To be done
Which lines hold the string "younetflix"? Copy every one of them.

[Part of a data file]
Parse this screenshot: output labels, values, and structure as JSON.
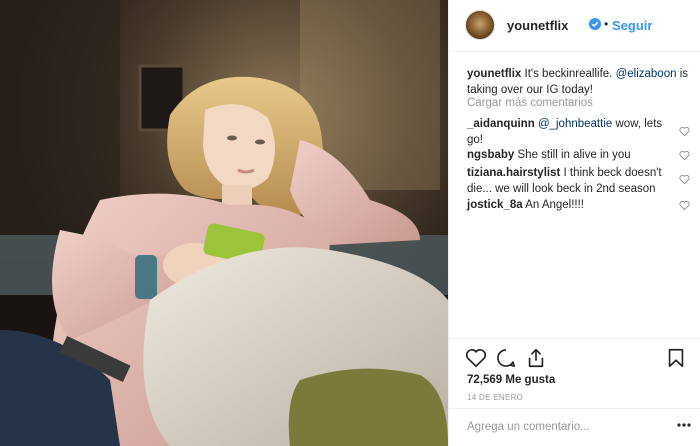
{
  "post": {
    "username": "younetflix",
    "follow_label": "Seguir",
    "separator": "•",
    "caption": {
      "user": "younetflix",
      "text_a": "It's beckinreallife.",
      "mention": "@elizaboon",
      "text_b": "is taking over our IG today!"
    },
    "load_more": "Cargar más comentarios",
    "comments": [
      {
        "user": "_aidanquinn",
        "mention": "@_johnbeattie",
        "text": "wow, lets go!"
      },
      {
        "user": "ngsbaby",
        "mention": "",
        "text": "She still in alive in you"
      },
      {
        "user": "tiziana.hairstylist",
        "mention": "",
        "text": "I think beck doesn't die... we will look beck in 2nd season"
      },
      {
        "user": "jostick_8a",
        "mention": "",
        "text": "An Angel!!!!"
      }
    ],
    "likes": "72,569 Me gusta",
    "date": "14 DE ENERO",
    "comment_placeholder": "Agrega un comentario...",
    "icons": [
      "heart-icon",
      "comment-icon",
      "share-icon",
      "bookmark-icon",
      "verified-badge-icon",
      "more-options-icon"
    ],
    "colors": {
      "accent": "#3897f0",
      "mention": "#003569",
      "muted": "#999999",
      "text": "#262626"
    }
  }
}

Output for this task
    "username": "younetflix",
      "user": "younetflix",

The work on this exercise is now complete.